##### Extracted entries
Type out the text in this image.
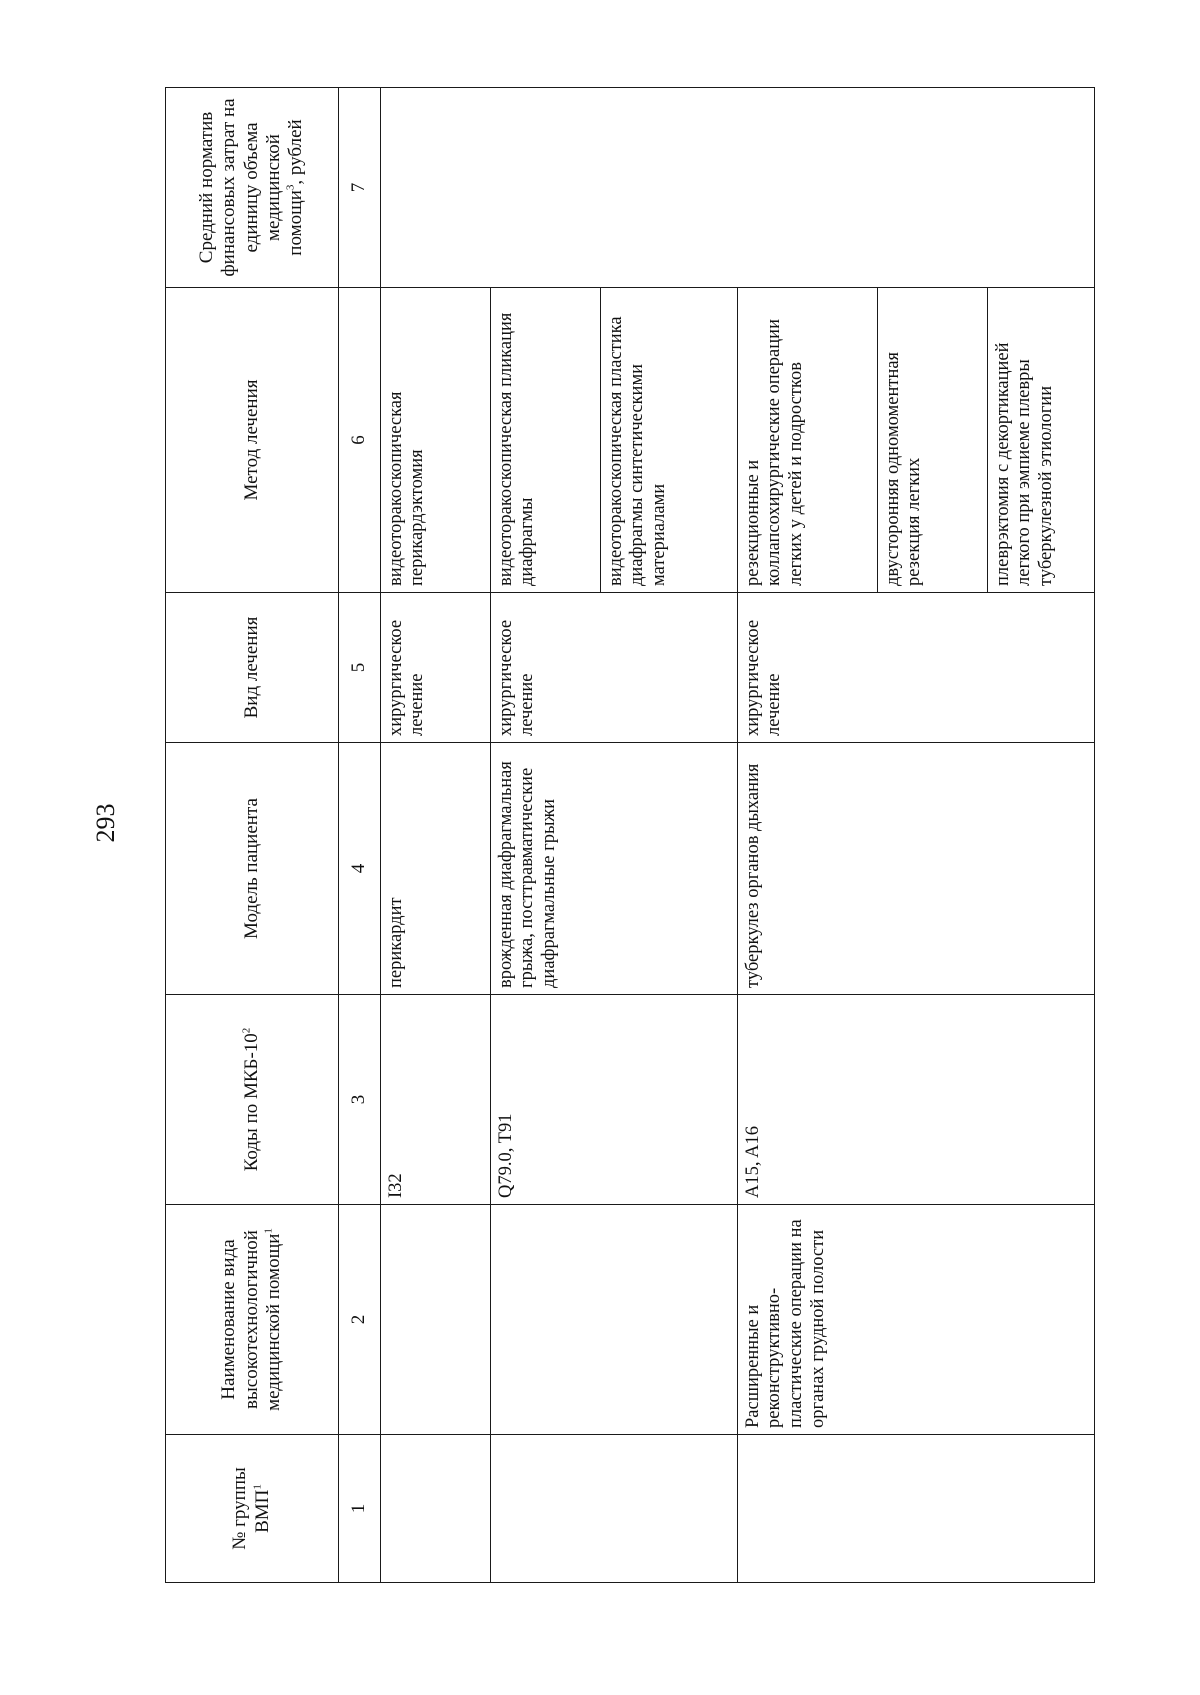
293
№ группы ВМП$^1$	Наименование вида высокотехнологичной медицинской помощи$^1$	Коды по МКБ-$10^2$	Модель пациента	Вид лечения	Метод лечения	Средний норматив финансовых затрат на единицу объема медицинской помощи$^3$, рублей
1	2	3	4	5	6	7
		I32	перикардит	хирургическое лечение	видеоторакоскопическая перикардэктомия	
		Q79.0, T91	врожденная диафрагмальная грыжа, посттравматические диафрагмальные грыжи	хирургическое лечение	видеоторакоскопическая пликация диафрагмы	
					видеоторакоскопическая пластика диафрагмы синтетическими материалами	
	Расширенные и реконструктивно-пластические операции на органах грудной полости	A15, A16	туберкулез органов дыхания	хирургическое лечение	резекционные и коллапсохирургические операции легких у детей и подростков	
					двусторонняя одномоментная резекция легких	
					плеврэктомия с декортикацией легкого при эмпиеме плевры туберкулезной этиологии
##########
§ **Exercise aim**
Copy all the entries word for word. Omit any pictures.

§ **Output for this task**
Type out the text in this image.
293
№ группы ВМП$^1$	Наименование вида высокотехнологичной медицинской помощи$^1$	Коды по МКБ-$10^2$	Модель пациента	Вид лечения	Метод лечения	Средний норматив финансовых затрат на единицу объема медицинской помощи$^3$, рублей
1	2	3	4	5	6	7
		I32	перикардит	хирургическое лечение	видеоторакоскопическая перикардэктомия	
		Q79.0, T91	врожденная диафрагмальная грыжа, посттравматические диафрагмальные грыжи	хирургическое лечение	видеоторакоскопическая пликация диафрагмы	
					видеоторакоскопическая пластика диафрагмы синтетическими материалами	
	Расширенные и реконструктивно-пластические операции на органах грудной полости	A15, A16	туберкулез органов дыхания	хирургическое лечение	резекционные и коллапсохирургические операции легких у детей и подростков	
					двусторонняя одномоментная резекция легких	
					плеврэктомия с декортикацией легкого при эмпиеме плевры туберкулезной этиологии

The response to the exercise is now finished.